(Selected extract begins)

Tendon introduction
Tendon is one of the important components of the musculoskeletal system, which links muscles to bones, so that the tensile force created by muscles can be transmitted to bone for body movement. Tendon injury and defects are common diseases of the musculoskeletal system. Nevertheless, the treatment of tendon defects remains a major challenge to reconstructive surgery, partly because there is limited availability of autologous tendon grafts.
Regenerative medicine represents the future direction for tendon repair and functional recovery, in which stem cell therapy, tissue engineering, and regenerative materials will play important roles in tendon regeneration. Actually, engineered tendon repair might be the major contributor to tendon regeneration, because it can also integrate stem cells and biomaterials into tendon regeneration, although we are a long way from its ultimate translation to clinical therapy.

(Selected extract ends)

**Tasks**
1 - From the tendon introduction, list the things that the text says will play important roles in tendon regeneration.
2 - Transcribe the stretch of the tendon introduction from "Tendon introduction" through "autologous tendon grafts.".
3 - Pick up the tendon introduction after its last sentence and continue it with a few more sentences.

(Listed entries begins)

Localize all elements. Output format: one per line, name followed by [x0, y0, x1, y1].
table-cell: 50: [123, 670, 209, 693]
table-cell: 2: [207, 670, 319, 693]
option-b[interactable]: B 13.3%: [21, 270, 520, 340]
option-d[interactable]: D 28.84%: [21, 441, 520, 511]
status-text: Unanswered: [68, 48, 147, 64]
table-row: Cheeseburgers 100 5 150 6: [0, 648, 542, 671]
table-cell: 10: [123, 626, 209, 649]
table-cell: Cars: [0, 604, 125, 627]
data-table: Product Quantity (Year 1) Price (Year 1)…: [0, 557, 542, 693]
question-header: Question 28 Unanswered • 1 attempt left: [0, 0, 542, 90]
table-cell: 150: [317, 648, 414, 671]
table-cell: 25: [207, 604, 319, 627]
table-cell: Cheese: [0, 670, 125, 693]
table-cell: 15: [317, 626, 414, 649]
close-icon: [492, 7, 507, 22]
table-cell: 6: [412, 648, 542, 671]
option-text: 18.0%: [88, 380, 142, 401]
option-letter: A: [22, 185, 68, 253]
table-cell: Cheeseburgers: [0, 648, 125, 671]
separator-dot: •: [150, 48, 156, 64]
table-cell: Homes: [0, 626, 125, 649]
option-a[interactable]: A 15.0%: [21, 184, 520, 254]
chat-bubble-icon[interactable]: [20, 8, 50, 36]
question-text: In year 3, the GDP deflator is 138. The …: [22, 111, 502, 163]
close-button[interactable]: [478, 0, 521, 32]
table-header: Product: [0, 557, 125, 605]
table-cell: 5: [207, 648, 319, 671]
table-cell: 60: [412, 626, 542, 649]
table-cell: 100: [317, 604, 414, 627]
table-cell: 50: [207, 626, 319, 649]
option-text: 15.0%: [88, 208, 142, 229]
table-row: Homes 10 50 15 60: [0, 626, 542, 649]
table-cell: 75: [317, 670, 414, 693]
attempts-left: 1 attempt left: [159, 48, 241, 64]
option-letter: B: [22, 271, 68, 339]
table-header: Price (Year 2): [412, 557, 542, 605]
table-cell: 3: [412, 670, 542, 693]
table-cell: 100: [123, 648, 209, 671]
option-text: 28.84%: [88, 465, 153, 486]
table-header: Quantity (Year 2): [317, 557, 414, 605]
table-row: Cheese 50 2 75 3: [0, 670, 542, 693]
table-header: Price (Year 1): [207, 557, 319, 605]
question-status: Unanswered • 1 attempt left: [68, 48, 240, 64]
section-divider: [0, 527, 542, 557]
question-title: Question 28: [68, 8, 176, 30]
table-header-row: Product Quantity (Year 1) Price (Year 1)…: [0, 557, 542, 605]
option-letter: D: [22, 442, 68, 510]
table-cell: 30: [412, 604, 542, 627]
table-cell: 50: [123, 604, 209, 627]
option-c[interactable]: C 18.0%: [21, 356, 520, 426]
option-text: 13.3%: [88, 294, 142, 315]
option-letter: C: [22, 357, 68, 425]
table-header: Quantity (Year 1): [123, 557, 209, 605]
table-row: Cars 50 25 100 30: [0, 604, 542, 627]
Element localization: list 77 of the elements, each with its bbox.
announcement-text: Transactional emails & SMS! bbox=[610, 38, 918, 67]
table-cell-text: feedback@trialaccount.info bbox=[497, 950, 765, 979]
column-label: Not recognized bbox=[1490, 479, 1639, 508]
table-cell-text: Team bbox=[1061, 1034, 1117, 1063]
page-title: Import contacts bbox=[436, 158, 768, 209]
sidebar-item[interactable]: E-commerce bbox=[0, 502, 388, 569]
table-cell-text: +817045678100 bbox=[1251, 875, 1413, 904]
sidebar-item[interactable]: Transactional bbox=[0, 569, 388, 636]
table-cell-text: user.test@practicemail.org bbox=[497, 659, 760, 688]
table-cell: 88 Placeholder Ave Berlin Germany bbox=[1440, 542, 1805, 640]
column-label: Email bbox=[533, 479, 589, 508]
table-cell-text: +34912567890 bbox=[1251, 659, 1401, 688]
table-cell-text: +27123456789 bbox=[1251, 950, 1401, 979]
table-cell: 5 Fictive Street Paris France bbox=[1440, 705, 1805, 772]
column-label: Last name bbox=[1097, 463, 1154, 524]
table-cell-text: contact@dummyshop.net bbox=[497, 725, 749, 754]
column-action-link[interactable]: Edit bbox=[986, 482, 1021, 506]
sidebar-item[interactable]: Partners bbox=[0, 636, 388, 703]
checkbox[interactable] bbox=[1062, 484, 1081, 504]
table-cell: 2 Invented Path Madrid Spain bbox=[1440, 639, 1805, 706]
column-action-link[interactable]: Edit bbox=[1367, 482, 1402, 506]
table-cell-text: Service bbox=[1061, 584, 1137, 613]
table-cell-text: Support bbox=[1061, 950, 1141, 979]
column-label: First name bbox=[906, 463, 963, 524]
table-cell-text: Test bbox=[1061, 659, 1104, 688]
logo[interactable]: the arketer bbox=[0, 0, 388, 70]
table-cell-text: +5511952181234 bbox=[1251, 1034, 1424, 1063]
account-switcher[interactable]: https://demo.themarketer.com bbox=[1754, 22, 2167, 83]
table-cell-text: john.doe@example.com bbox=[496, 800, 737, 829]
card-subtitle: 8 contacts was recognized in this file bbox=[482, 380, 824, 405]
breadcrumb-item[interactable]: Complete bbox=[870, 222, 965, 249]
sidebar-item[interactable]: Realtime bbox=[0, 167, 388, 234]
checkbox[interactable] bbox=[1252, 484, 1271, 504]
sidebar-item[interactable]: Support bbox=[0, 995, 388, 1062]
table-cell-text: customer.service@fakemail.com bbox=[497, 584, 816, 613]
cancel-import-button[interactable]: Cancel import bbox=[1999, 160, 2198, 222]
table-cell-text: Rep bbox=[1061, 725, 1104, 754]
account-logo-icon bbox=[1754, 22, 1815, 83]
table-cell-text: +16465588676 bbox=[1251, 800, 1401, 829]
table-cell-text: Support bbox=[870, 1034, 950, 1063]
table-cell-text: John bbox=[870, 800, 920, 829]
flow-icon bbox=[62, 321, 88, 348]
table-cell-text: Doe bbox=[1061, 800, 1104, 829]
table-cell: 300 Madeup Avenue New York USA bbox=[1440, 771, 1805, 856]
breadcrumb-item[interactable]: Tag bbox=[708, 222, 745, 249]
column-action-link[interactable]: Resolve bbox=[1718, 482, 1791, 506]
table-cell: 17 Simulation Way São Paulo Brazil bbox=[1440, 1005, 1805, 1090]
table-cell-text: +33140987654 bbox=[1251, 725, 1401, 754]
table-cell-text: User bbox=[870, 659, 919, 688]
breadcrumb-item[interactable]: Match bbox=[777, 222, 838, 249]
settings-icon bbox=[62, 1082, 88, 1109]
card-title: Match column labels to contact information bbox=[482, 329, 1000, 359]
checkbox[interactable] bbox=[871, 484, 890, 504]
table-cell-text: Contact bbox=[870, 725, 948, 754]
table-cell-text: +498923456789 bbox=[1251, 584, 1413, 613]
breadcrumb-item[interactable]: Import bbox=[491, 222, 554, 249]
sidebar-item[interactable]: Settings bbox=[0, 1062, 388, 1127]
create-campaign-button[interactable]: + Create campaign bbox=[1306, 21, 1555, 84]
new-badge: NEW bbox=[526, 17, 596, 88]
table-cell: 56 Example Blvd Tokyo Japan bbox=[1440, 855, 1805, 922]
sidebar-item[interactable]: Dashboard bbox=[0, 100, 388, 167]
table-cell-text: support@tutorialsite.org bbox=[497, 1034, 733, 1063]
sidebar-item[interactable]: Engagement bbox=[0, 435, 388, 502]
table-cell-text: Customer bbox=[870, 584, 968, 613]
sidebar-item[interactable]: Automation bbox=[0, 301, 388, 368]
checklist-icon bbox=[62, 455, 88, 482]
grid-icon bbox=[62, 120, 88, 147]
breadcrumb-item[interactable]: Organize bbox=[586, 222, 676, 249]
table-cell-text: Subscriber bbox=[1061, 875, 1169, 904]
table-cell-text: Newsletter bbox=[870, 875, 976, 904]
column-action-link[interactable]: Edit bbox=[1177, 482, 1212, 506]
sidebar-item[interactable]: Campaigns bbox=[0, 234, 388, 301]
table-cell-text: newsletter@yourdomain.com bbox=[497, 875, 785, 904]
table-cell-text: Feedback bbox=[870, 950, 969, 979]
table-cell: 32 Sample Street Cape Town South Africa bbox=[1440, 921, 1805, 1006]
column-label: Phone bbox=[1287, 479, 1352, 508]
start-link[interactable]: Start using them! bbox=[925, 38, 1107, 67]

(Listed entries ends)

**Task responses**
1 - stem cell therapy, tissue engineering, regenerative materials

2 -
Tendon introduction
Tendon is one of the important components of the musculoskeletal system, which links muscles to bones, so that the tensile force created by muscles can be transmitted to bone for body movement. Tendon injury and defects are common diseases of the musculoskeletal system. Nevertheless, the treatment of tendon defects remains a major challenge to reconstructive surgery, partly because there is limited availability of autologous tendon grafts.

3 -
Scaffold materials
General requirements on tendon scaffold materials
As the major contributor to tissue regeneration, biomaterial plays a key role in engineered tendon regeneration, because it provides an essential scaffold for extracellular matrix (ECM) production and tissue formation. The main tendon extracellular matrix is type I collagen, which is highly organized in a hierarchy of bundles that are aligned in a parallel fashion. In addition, there are small amounts of other collagens and proteoglycans, such as collagens type III, V, XII, and XIV, decorin, and tenascin. In particular, the small linking proteins play important roles in enabling the structural integrity of tendon and affording it mechanical strength. This unique structure provides the unique biomechanical properties of tendon tissues. Therefore, the parallel alignment structure and mechanical strength should be considered for tendon scaffold design.